- Instructions to follow
Search the data for the word "durch" and copy every line where it occurs.

- Given information
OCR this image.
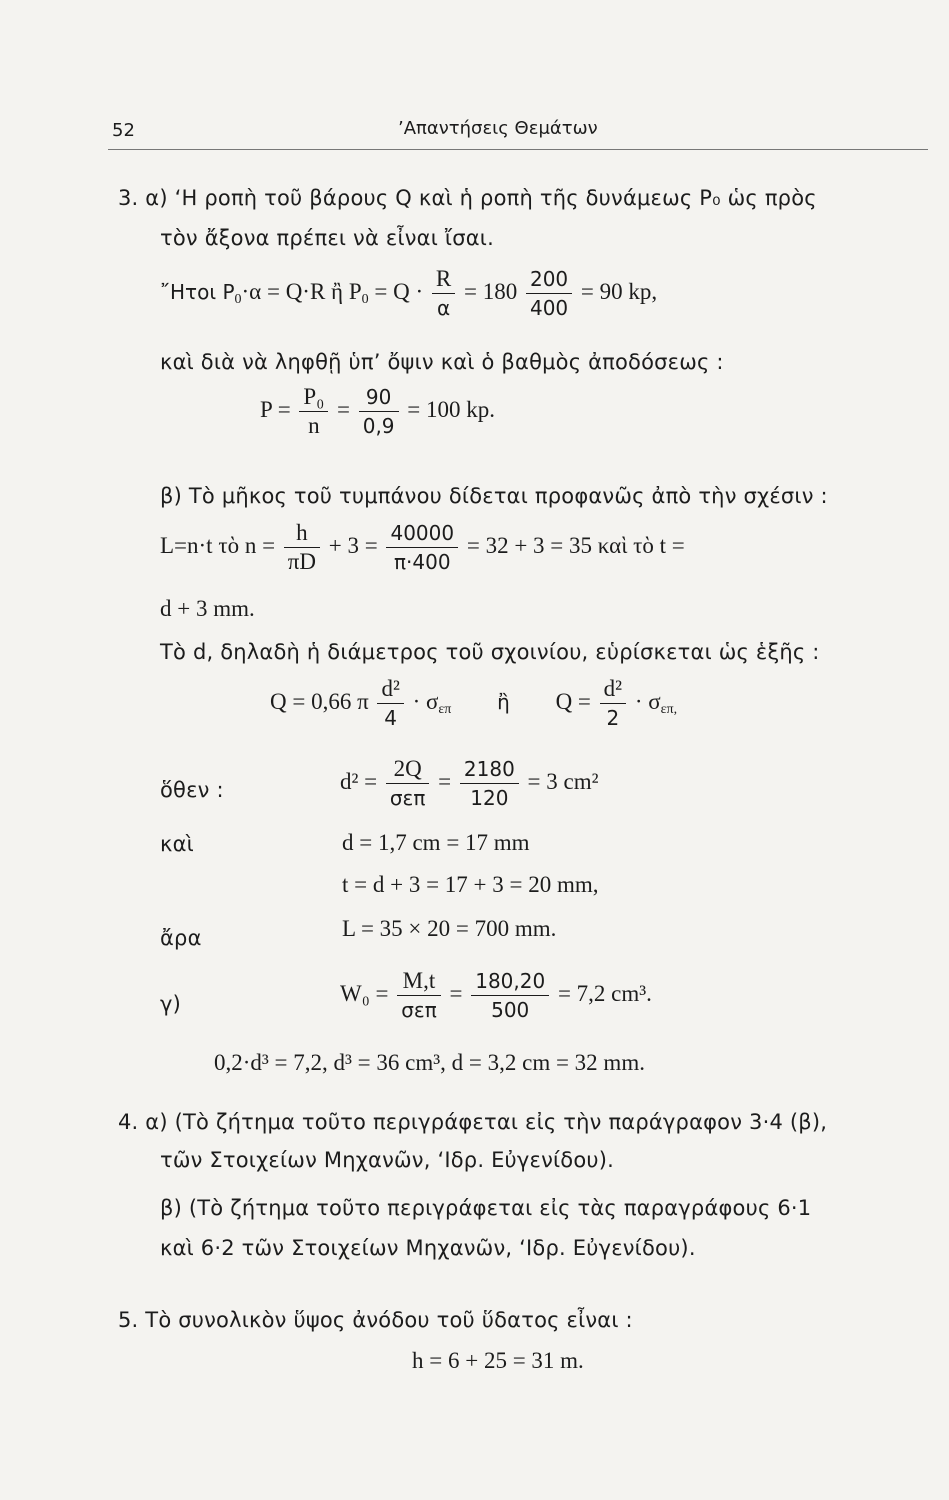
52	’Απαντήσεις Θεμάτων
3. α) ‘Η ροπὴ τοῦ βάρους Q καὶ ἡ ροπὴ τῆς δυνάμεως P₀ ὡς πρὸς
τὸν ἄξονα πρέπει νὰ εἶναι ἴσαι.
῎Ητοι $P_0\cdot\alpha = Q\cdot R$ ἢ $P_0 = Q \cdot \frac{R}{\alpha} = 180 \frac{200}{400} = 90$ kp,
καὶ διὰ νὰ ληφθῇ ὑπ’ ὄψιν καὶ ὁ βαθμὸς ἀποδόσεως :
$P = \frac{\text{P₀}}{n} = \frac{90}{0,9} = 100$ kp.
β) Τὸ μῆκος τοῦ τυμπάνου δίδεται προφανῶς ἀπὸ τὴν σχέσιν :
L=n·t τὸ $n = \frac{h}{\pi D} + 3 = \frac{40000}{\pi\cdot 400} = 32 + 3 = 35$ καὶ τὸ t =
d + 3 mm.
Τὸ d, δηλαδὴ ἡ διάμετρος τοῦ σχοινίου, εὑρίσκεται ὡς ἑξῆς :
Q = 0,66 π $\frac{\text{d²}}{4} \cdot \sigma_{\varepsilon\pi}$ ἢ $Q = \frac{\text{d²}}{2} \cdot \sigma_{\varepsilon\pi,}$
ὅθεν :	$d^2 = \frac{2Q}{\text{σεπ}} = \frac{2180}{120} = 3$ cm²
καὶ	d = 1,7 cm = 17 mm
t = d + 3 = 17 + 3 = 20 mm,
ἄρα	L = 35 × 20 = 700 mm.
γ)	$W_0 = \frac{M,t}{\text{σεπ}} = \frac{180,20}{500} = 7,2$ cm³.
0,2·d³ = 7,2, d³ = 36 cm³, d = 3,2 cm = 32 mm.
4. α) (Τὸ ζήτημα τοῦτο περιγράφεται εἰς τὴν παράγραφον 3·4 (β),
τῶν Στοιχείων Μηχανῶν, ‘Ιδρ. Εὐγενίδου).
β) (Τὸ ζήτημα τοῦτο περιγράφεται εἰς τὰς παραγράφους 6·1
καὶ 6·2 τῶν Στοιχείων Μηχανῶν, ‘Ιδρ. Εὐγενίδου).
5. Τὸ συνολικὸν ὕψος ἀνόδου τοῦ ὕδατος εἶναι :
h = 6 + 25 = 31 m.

...

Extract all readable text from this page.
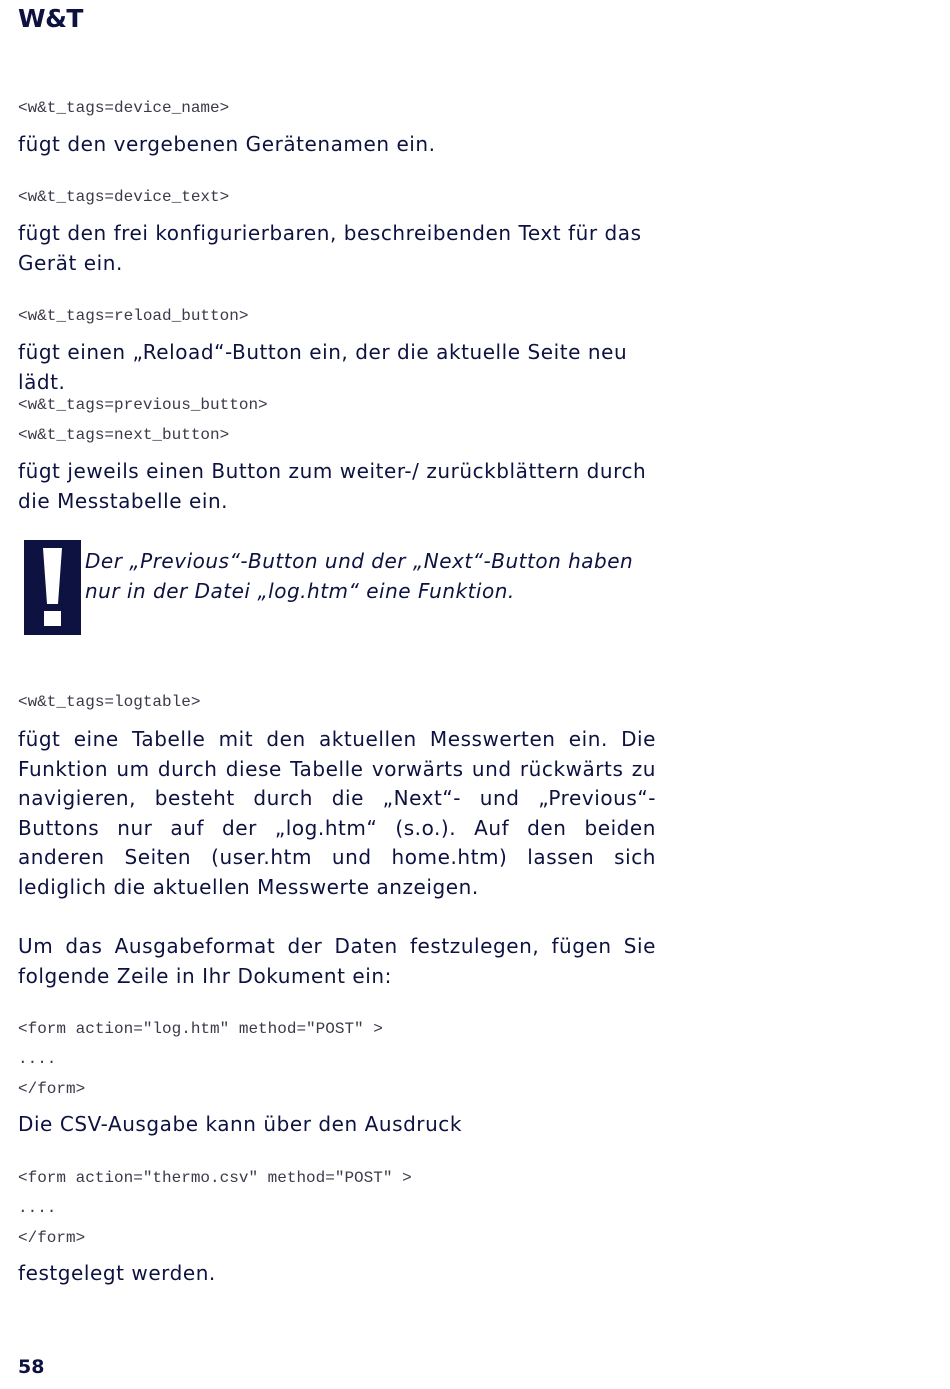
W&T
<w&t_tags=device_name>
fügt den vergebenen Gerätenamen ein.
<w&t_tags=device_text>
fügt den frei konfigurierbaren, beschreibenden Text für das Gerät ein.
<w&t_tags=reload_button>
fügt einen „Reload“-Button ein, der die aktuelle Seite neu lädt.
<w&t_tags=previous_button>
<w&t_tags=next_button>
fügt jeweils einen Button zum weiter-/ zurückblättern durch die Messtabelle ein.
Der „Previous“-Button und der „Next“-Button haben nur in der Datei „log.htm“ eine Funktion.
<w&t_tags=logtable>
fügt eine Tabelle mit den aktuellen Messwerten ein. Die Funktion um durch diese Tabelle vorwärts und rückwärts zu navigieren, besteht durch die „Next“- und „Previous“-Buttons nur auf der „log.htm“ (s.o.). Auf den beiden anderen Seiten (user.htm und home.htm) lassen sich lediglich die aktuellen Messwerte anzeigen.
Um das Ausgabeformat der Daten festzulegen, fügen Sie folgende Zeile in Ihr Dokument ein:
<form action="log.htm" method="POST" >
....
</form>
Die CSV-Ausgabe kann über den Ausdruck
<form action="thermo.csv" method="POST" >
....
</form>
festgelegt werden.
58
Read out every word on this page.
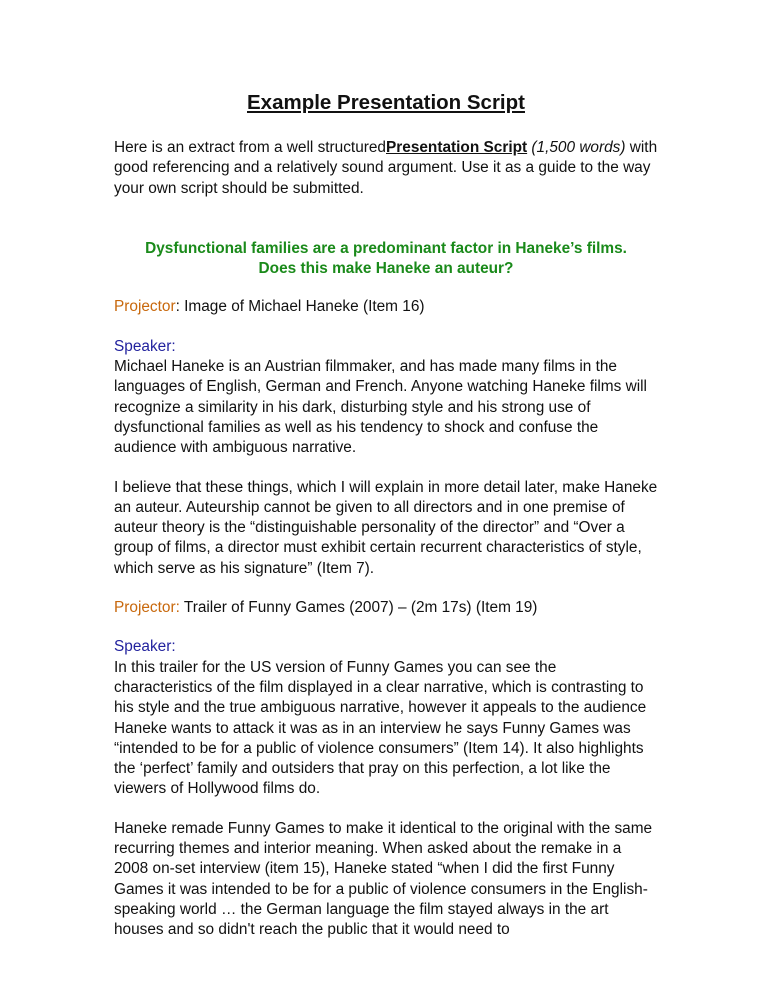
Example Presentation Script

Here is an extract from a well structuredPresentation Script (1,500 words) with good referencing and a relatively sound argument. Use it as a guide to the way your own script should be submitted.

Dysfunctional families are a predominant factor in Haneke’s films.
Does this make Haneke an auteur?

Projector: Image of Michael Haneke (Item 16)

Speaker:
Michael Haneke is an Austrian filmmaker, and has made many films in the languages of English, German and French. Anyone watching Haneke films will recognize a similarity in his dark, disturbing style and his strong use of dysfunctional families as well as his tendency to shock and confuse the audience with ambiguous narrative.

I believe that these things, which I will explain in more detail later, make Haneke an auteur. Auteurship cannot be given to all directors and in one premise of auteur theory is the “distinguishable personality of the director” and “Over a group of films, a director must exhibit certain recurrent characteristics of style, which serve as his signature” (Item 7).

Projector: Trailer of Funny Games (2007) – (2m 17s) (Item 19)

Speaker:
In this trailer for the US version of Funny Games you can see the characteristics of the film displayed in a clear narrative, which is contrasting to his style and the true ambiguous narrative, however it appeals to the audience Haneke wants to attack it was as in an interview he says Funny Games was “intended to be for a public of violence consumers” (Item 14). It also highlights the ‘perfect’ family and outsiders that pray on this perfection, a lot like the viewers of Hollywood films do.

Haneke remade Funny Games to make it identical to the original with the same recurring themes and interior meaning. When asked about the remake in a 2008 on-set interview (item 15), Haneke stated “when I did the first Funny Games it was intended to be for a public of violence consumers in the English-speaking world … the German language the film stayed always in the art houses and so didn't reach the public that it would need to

- Exercise answer
fügt jeweils einen Button zum weiter-/ zurückblättern durch die Messtabelle ein.
fügt eine Tabelle mit den aktuellen Messwerten ein. Die Funktion um durch diese Tabelle vorwärts und rückwärts zu navigieren, besteht durch die „Next“- und „Previous“-Buttons nur auf der „log.htm“ (s.o.). Auf den beiden anderen Seiten (user.htm und home.htm) lassen sich lediglich die aktuellen Messwerte anzeigen.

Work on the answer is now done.